===== Provided data =====
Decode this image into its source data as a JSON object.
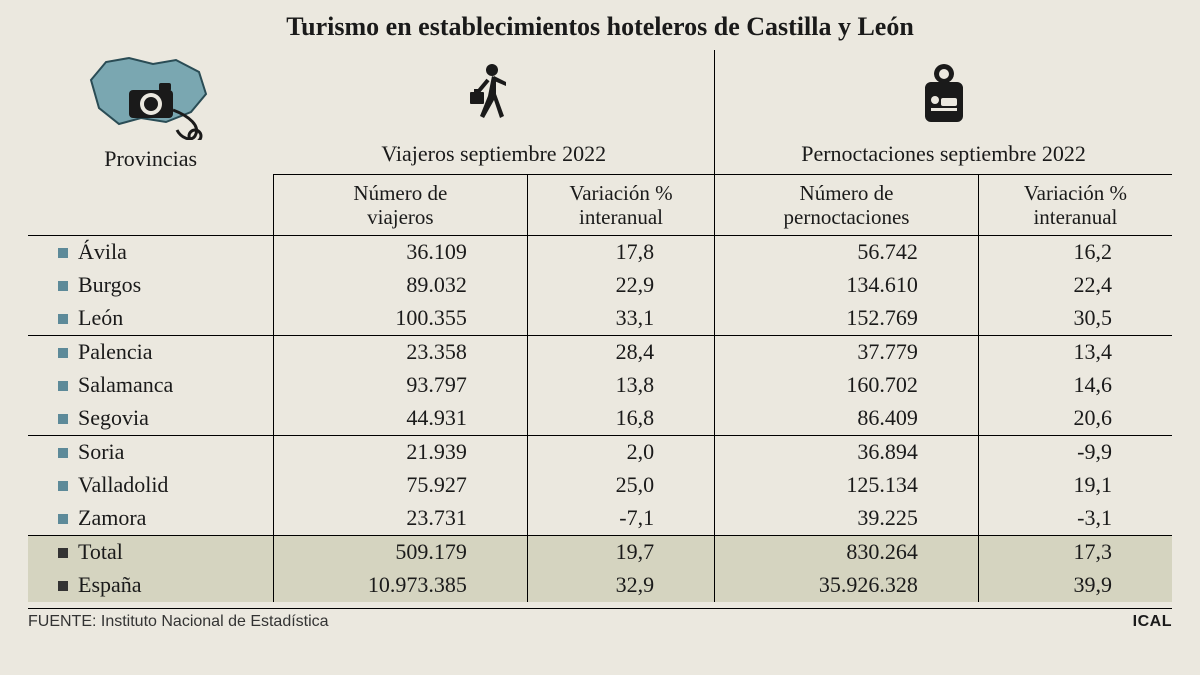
{
  "title": "Turismo en establecimientos hoteleros de Castilla y León",
  "headers": {
    "provincias": "Provincias",
    "group1": "Viajeros septiembre 2022",
    "group2": "Pernoctaciones septiembre 2022",
    "sub1a_l1": "Número de",
    "sub1a_l2": "viajeros",
    "sub1b_l1": "Variación %",
    "sub1b_l2": "interanual",
    "sub2a_l1": "Número de",
    "sub2a_l2": "pernoctaciones",
    "sub2b_l1": "Variación %",
    "sub2b_l2": "interanual"
  },
  "colors": {
    "bullet": "#5d8a99",
    "bullet_total": "#333333",
    "total_bg": "#d5d4c0",
    "page_bg": "#ebe8df",
    "map_fill": "#7aa7b1",
    "map_stroke": "#2a4c55",
    "icon_dark": "#1a1a1a"
  },
  "rows": [
    {
      "prov": "Ávila",
      "v": "36.109",
      "vv": "17,8",
      "p": "56.742",
      "pv": "16,2"
    },
    {
      "prov": "Burgos",
      "v": "89.032",
      "vv": "22,9",
      "p": "134.610",
      "pv": "22,4"
    },
    {
      "prov": "León",
      "v": "100.355",
      "vv": "33,1",
      "p": "152.769",
      "pv": "30,5"
    },
    {
      "prov": "Palencia",
      "v": "23.358",
      "vv": "28,4",
      "p": "37.779",
      "pv": "13,4"
    },
    {
      "prov": "Salamanca",
      "v": "93.797",
      "vv": "13,8",
      "p": "160.702",
      "pv": "14,6"
    },
    {
      "prov": "Segovia",
      "v": "44.931",
      "vv": "16,8",
      "p": "86.409",
      "pv": "20,6"
    },
    {
      "prov": "Soria",
      "v": "21.939",
      "vv": "2,0",
      "p": "36.894",
      "pv": "-9,9"
    },
    {
      "prov": "Valladolid",
      "v": "75.927",
      "vv": "25,0",
      "p": "125.134",
      "pv": "19,1"
    },
    {
      "prov": "Zamora",
      "v": "23.731",
      "vv": "-7,1",
      "p": "39.225",
      "pv": "-3,1"
    }
  ],
  "totals": [
    {
      "prov": "Total",
      "v": "509.179",
      "vv": "19,7",
      "p": "830.264",
      "pv": "17,3"
    },
    {
      "prov": "España",
      "v": "10.973.385",
      "vv": "32,9",
      "p": "35.926.328",
      "pv": "39,9"
    }
  ],
  "group_rules": [
    3,
    6
  ],
  "footer": {
    "source": "FUENTE: Instituto Nacional de Estadística",
    "brand": "ICAL"
  },
  "typography": {
    "title_fontsize": 26,
    "body_fontsize": 22,
    "footer_fontsize": 16
  }
}
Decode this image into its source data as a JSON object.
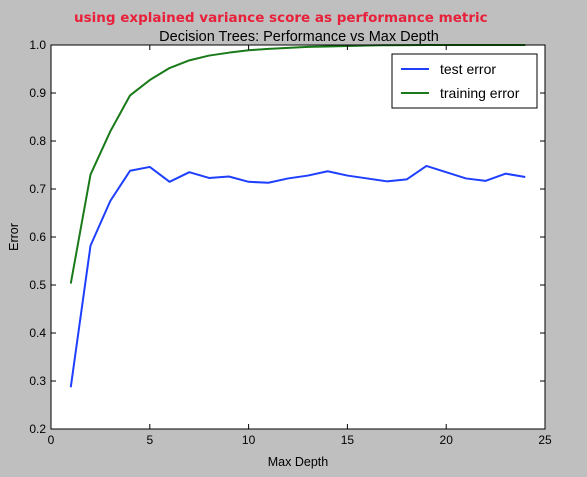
{
  "annotation": "using explained variance score as performance metric",
  "chart_data": {
    "type": "line",
    "title": "Decision Trees: Performance vs Max Depth",
    "xlabel": "Max Depth",
    "ylabel": "Error",
    "xlim": [
      0,
      25
    ],
    "ylim": [
      0.2,
      1.0
    ],
    "xticks": [
      "0",
      "5",
      "10",
      "15",
      "20",
      "25"
    ],
    "yticks": [
      "0.2",
      "0.3",
      "0.4",
      "0.5",
      "0.6",
      "0.7",
      "0.8",
      "0.9",
      "1.0"
    ],
    "x": [
      1,
      2,
      3,
      4,
      5,
      6,
      7,
      8,
      9,
      10,
      11,
      12,
      13,
      14,
      15,
      16,
      17,
      18,
      19,
      20,
      21,
      22,
      23,
      24
    ],
    "series": [
      {
        "name": "test error",
        "color": "#1f3fff",
        "values": [
          0.287,
          0.582,
          0.675,
          0.738,
          0.746,
          0.715,
          0.735,
          0.723,
          0.726,
          0.715,
          0.713,
          0.722,
          0.728,
          0.737,
          0.728,
          0.722,
          0.716,
          0.72,
          0.748,
          0.735,
          0.722,
          0.717,
          0.732,
          0.725
        ]
      },
      {
        "name": "training error",
        "color": "#1a7a1a",
        "values": [
          0.503,
          0.73,
          0.82,
          0.895,
          0.927,
          0.952,
          0.968,
          0.978,
          0.984,
          0.989,
          0.992,
          0.994,
          0.996,
          0.997,
          0.998,
          0.999,
          0.9995,
          0.9998,
          0.9999,
          1.0,
          1.0,
          1.0,
          1.0,
          1.0
        ]
      }
    ],
    "legend_position": "top-right",
    "grid": false
  }
}
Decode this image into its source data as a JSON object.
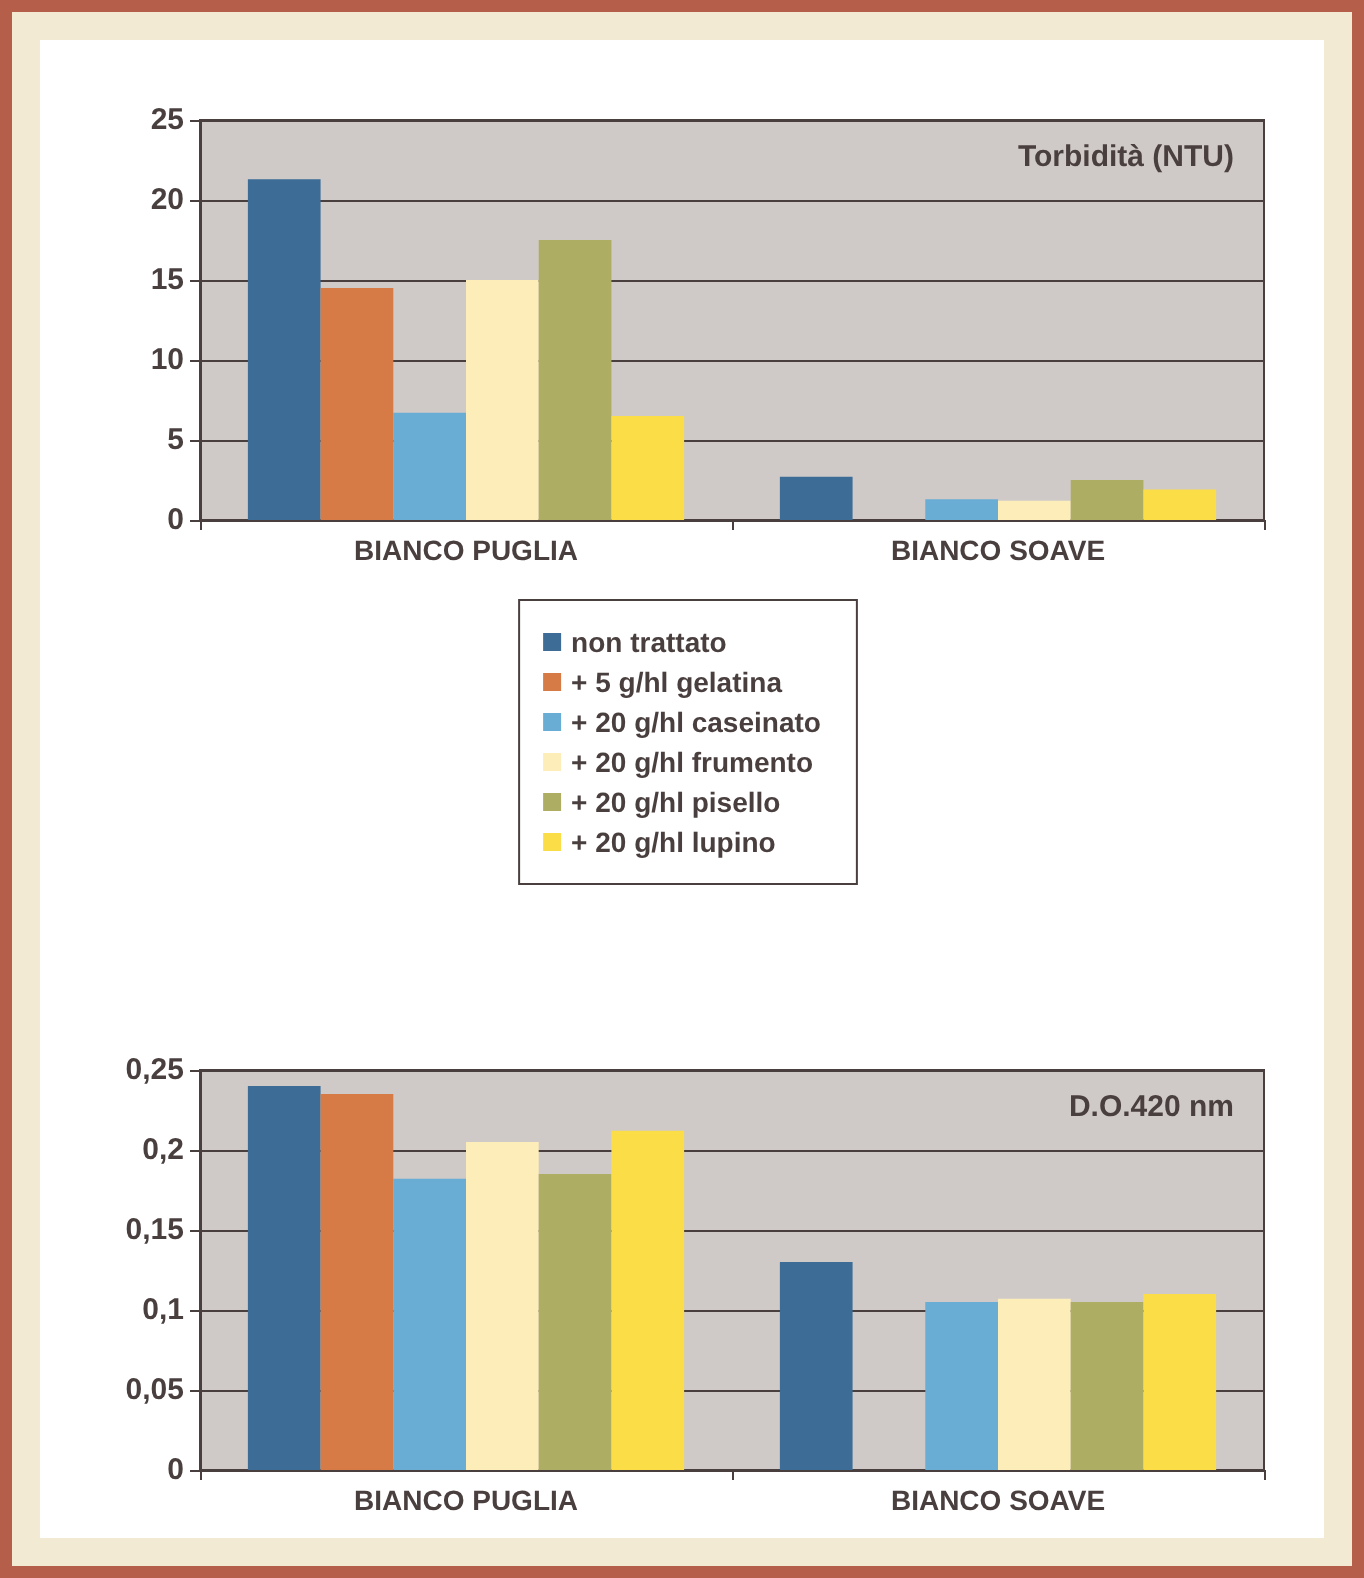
{
  "chart_data": [
    {
      "type": "bar",
      "title": "Torbidità (NTU)",
      "categories": [
        "BIANCO PUGLIA",
        "BIANCO SOAVE"
      ],
      "ylim": [
        0,
        25
      ],
      "yticks": [
        {
          "value": 0,
          "label": "0"
        },
        5,
        10,
        15,
        20,
        25
      ],
      "grid": "y",
      "legend": "bottom",
      "series": [
        {
          "name": "non trattato",
          "color": "#3d6d96",
          "values": [
            21.3,
            2.7
          ]
        },
        {
          "name": "+ 5 g/hl gelatina",
          "color": "#d67b45",
          "values": [
            14.5,
            null
          ]
        },
        {
          "name": "+ 20 g/hl caseinato",
          "color": "#6aadd4",
          "values": [
            6.7,
            1.3
          ]
        },
        {
          "name": "+ 20 g/hl frumento",
          "color": "#fdedb8",
          "values": [
            15,
            1.2
          ]
        },
        {
          "name": "+ 20 g/hl pisello",
          "color": "#adad64",
          "values": [
            17.5,
            2.5
          ]
        },
        {
          "name": "+ 20 g/hl lupino",
          "color": "#fbdd47",
          "values": [
            6.5,
            1.9
          ]
        }
      ]
    },
    {
      "type": "bar",
      "title": "D.O.420 nm",
      "categories": [
        "BIANCO PUGLIA",
        "BIANCO SOAVE"
      ],
      "ylim": [
        0,
        0.25
      ],
      "yticks": [
        {
          "value": 0,
          "label": "0"
        },
        {
          "value": 0.05,
          "label": "0,05"
        },
        {
          "value": 0.1,
          "label": "0,1"
        },
        {
          "value": 0.15,
          "label": "0,15"
        },
        {
          "value": 0.2,
          "label": "0,2"
        },
        {
          "value": 0.25,
          "label": "0,25"
        }
      ],
      "grid": "y",
      "series": [
        {
          "color": "#3d6d96",
          "values": [
            0.24,
            0.13
          ]
        },
        {
          "color": "#d67b45",
          "values": [
            0.235,
            null
          ]
        },
        {
          "color": "#6aadd4",
          "values": [
            0.182,
            0.105
          ]
        },
        {
          "color": "#fdedb8",
          "values": [
            0.205,
            0.107
          ]
        },
        {
          "color": "#adad64",
          "values": [
            0.185,
            0.105
          ]
        },
        {
          "color": "#fbdd47",
          "values": [
            0.212,
            0.11
          ]
        }
      ]
    }
  ]
}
=====
Without the pictures, print the whole listing exactly as given.

## Completed exercise
Decode this image into its source data as a JSON object.
{
  "title": "Turismo en establecimientos hoteleros de Castilla y León",
  "headers": {
    "provincias": "Provincias",
    "group1": "Viajeros septiembre 2022",
    "group2": "Pernoctaciones septiembre 2022",
    "sub1a_l1": "Número de",
    "sub1a_l2": "viajeros",
    "sub1b_l1": "Variación %",
    "sub1b_l2": "interanual",
    "sub2a_l1": "Número de",
    "sub2a_l2": "pernoctaciones",
    "sub2b_l1": "Variación %",
    "sub2b_l2": "interanual"
  },
  "colors": {
    "bullet": "#5d8a99",
    "bullet_total": "#333333",
    "total_bg": "#d5d4c0",
    "page_bg": "#ebe8df",
    "map_fill": "#7aa7b1",
    "map_stroke": "#2a4c55",
    "icon_dark": "#1a1a1a"
  },
  "rows": [
    {
      "prov": "Ávila",
      "v": "36.109",
      "vv": "17,8",
      "p": "56.742",
      "pv": "16,2"
    },
    {
      "prov": "Burgos",
      "v": "89.032",
      "vv": "22,9",
      "p": "134.610",
      "pv": "22,4"
    },
    {
      "prov": "León",
      "v": "100.355",
      "vv": "33,1",
      "p": "152.769",
      "pv": "30,5"
    },
    {
      "prov": "Palencia",
      "v": "23.358",
      "vv": "28,4",
      "p": "37.779",
      "pv": "13,4"
    },
    {
      "prov": "Salamanca",
      "v": "93.797",
      "vv": "13,8",
      "p": "160.702",
      "pv": "14,6"
    },
    {
      "prov": "Segovia",
      "v": "44.931",
      "vv": "16,8",
      "p": "86.409",
      "pv": "20,6"
    },
    {
      "prov": "Soria",
      "v": "21.939",
      "vv": "2,0",
      "p": "36.894",
      "pv": "-9,9"
    },
    {
      "prov": "Valladolid",
      "v": "75.927",
      "vv": "25,0",
      "p": "125.134",
      "pv": "19,1"
    },
    {
      "prov": "Zamora",
      "v": "23.731",
      "vv": "-7,1",
      "p": "39.225",
      "pv": "-3,1"
    }
  ],
  "totals": [
    {
      "prov": "Total",
      "v": "509.179",
      "vv": "19,7",
      "p": "830.264",
      "pv": "17,3"
    },
    {
      "prov": "España",
      "v": "10.973.385",
      "vv": "32,9",
      "p": "35.926.328",
      "pv": "39,9"
    }
  ],
  "group_rules": [
    3,
    6
  ],
  "footer": {
    "source": "FUENTE: Instituto Nacional de Estadística",
    "brand": "ICAL"
  },
  "typography": {
    "title_fontsize": 26,
    "body_fontsize": 22,
    "footer_fontsize": 16
  }
}
Decode this image into its source data as a JSON object.
{
  "annotation": "using explained variance score as performance metric",
  "chart_data": {
    "type": "line",
    "title": "Decision Trees: Performance vs Max Depth",
    "xlabel": "Max Depth",
    "ylabel": "Error",
    "xlim": [
      0,
      25
    ],
    "ylim": [
      0.2,
      1.0
    ],
    "xticks": [
      "0",
      "5",
      "10",
      "15",
      "20",
      "25"
    ],
    "yticks": [
      "0.2",
      "0.3",
      "0.4",
      "0.5",
      "0.6",
      "0.7",
      "0.8",
      "0.9",
      "1.0"
    ],
    "x": [
      1,
      2,
      3,
      4,
      5,
      6,
      7,
      8,
      9,
      10,
      11,
      12,
      13,
      14,
      15,
      16,
      17,
      18,
      19,
      20,
      21,
      22,
      23,
      24
    ],
    "series": [
      {
        "name": "test error",
        "color": "#1f3fff",
        "values": [
          0.287,
          0.582,
          0.675,
          0.738,
          0.746,
          0.715,
          0.735,
          0.723,
          0.726,
          0.715,
          0.713,
          0.722,
          0.728,
          0.737,
          0.728,
          0.722,
          0.716,
          0.72,
          0.748,
          0.735,
          0.722,
          0.717,
          0.732,
          0.725
        ]
      },
      {
        "name": "training error",
        "color": "#1a7a1a",
        "values": [
          0.503,
          0.73,
          0.82,
          0.895,
          0.927,
          0.952,
          0.968,
          0.978,
          0.984,
          0.989,
          0.992,
          0.994,
          0.996,
          0.997,
          0.998,
          0.999,
          0.9995,
          0.9998,
          0.9999,
          1.0,
          1.0,
          1.0,
          1.0,
          1.0
        ]
      }
    ],
    "legend_position": "top-right",
    "grid": false
  }
}
Decode this image into its source data as a JSON object.
{
  "chart_data": [
    {
      "type": "bar",
      "title": "Torbidità (NTU)",
      "categories": [
        "BIANCO PUGLIA",
        "BIANCO SOAVE"
      ],
      "ylim": [
        0,
        25
      ],
      "yticks": [
        {
          "value": 0,
          "label": "0"
        },
        5,
        10,
        15,
        20,
        25
      ],
      "grid": "y",
      "legend": "bottom",
      "series": [
        {
          "name": "non trattato",
          "color": "#3d6d96",
          "values": [
            21.3,
            2.7
          ]
        },
        {
          "name": "+ 5 g/hl gelatina",
          "color": "#d67b45",
          "values": [
            14.5,
            null
          ]
        },
        {
          "name": "+ 20 g/hl caseinato",
          "color": "#6aadd4",
          "values": [
            6.7,
            1.3
          ]
        },
        {
          "name": "+ 20 g/hl frumento",
          "color": "#fdedb8",
          "values": [
            15,
            1.2
          ]
        },
        {
          "name": "+ 20 g/hl pisello",
          "color": "#adad64",
          "values": [
            17.5,
            2.5
          ]
        },
        {
          "name": "+ 20 g/hl lupino",
          "color": "#fbdd47",
          "values": [
            6.5,
            1.9
          ]
        }
      ]
    },
    {
      "type": "bar",
      "title": "D.O.420 nm",
      "categories": [
        "BIANCO PUGLIA",
        "BIANCO SOAVE"
      ],
      "ylim": [
        0,
        0.25
      ],
      "yticks": [
        {
          "value": 0,
          "label": "0"
        },
        {
          "value": 0.05,
          "label": "0,05"
        },
        {
          "value": 0.1,
          "label": "0,1"
        },
        {
          "value": 0.15,
          "label": "0,15"
        },
        {
          "value": 0.2,
          "label": "0,2"
        },
        {
          "value": 0.25,
          "label": "0,25"
        }
      ],
      "grid": "y",
      "series": [
        {
          "color": "#3d6d96",
          "values": [
            0.24,
            0.13
          ]
        },
        {
          "color": "#d67b45",
          "values": [
            0.235,
            null
          ]
        },
        {
          "color": "#6aadd4",
          "values": [
            0.182,
            0.105
          ]
        },
        {
          "color": "#fdedb8",
          "values": [
            0.205,
            0.107
          ]
        },
        {
          "color": "#adad64",
          "values": [
            0.185,
            0.105
          ]
        },
        {
          "color": "#fbdd47",
          "values": [
            0.212,
            0.11
          ]
        }
      ]
    }
  ]
}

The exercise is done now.